▶ **Required task**: Find each row below that contains the word "Annualized" with the same capitalization, and copy those rows in full.

▶ **Extracted data**:
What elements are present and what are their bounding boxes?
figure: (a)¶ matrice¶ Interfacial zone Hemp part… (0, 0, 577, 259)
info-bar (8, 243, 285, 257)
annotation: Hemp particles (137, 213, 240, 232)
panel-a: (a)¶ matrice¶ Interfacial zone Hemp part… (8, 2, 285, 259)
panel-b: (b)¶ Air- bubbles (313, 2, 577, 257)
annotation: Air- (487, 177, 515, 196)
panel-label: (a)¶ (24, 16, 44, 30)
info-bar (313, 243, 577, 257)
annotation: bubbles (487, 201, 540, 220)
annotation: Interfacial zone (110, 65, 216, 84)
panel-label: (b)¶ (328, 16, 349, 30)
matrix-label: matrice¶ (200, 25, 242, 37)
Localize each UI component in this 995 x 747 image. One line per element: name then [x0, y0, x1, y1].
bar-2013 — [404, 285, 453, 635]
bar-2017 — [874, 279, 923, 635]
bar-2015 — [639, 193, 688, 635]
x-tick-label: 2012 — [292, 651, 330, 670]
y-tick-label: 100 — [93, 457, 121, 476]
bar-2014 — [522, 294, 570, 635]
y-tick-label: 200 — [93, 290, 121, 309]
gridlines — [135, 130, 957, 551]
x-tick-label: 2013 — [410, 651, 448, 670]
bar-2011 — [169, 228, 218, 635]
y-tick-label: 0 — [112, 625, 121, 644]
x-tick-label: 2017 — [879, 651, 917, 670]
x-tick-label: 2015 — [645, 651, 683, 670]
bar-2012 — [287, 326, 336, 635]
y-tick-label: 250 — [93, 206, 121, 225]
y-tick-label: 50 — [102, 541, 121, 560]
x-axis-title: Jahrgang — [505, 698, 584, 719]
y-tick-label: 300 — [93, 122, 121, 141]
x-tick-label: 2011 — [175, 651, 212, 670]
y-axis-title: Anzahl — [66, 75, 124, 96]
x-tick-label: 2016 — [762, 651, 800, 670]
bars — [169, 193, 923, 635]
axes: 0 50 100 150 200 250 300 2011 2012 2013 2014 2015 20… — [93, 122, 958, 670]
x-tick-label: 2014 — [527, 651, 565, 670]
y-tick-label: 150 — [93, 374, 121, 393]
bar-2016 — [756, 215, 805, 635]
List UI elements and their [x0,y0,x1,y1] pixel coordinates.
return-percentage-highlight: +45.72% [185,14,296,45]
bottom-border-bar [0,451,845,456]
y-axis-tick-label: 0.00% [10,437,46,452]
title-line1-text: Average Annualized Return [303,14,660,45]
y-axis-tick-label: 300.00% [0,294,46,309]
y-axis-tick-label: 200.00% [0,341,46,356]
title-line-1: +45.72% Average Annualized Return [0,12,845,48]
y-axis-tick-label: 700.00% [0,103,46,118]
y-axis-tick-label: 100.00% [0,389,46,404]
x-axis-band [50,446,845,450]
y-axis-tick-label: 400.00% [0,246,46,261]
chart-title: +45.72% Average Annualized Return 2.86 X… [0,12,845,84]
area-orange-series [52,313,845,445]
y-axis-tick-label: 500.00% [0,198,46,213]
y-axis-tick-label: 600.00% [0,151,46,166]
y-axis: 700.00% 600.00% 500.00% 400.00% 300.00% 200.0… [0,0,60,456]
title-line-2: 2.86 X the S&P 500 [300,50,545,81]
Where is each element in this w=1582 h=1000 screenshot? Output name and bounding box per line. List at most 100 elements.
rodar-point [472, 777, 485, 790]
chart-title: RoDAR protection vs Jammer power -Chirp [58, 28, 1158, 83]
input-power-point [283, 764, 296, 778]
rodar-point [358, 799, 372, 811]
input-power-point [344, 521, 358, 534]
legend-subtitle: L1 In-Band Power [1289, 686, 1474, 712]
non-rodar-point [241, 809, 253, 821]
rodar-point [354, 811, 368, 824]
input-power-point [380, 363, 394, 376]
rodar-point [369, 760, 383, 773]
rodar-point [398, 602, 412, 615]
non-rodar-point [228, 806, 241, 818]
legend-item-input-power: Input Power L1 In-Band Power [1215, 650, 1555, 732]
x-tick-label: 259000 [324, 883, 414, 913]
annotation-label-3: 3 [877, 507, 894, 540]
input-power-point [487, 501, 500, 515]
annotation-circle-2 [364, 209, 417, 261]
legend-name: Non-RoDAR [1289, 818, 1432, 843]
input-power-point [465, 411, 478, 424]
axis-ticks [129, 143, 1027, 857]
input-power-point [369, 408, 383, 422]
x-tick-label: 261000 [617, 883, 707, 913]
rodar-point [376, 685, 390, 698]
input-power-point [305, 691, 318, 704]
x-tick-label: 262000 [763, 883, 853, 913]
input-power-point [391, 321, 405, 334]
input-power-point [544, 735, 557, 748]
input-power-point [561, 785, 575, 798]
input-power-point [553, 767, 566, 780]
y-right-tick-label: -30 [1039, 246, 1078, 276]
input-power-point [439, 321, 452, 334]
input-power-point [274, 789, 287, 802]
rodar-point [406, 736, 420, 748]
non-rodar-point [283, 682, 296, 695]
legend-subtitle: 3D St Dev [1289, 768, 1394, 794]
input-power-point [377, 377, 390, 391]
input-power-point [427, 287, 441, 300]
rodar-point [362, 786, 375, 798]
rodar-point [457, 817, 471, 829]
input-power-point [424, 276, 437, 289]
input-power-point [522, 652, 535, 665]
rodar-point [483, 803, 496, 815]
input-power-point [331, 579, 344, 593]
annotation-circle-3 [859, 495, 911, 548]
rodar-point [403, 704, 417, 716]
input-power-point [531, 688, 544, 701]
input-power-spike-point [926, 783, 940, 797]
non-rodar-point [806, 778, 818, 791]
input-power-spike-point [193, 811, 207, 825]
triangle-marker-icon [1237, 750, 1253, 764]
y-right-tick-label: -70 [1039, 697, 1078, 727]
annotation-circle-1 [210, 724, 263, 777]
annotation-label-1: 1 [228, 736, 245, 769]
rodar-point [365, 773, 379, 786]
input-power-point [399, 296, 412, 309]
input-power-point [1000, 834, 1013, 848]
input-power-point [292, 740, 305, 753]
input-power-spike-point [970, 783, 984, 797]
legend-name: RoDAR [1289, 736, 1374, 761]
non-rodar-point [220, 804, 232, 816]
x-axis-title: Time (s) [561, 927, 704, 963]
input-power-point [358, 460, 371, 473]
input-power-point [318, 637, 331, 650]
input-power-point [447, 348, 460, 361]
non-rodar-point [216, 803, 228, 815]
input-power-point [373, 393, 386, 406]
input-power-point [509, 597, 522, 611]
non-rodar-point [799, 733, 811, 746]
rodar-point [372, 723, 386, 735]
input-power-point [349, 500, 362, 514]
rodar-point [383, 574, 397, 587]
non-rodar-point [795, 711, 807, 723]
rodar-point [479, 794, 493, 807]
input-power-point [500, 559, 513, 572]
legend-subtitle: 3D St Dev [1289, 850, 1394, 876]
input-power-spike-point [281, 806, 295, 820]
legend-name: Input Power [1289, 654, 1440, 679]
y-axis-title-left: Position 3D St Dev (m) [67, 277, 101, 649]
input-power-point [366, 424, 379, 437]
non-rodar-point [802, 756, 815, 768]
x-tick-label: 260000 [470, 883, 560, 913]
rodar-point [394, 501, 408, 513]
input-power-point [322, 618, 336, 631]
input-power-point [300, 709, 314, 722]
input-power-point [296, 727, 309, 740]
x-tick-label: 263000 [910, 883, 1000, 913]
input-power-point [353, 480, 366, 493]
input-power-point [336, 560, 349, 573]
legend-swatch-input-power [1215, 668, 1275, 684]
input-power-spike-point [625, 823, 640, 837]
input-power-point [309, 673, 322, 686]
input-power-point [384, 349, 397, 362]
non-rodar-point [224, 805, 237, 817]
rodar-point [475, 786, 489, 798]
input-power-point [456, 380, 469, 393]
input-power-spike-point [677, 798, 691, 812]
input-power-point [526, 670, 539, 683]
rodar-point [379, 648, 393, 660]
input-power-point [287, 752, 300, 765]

▶ **The solution**:
title-line1-text: Average Annualized Return [303,14,660,45]
title-line-1: +45.72% Average Annualized Return [0,12,845,48]
chart-title: +45.72% Average Annualized Return 2.86 X… [0,12,845,84]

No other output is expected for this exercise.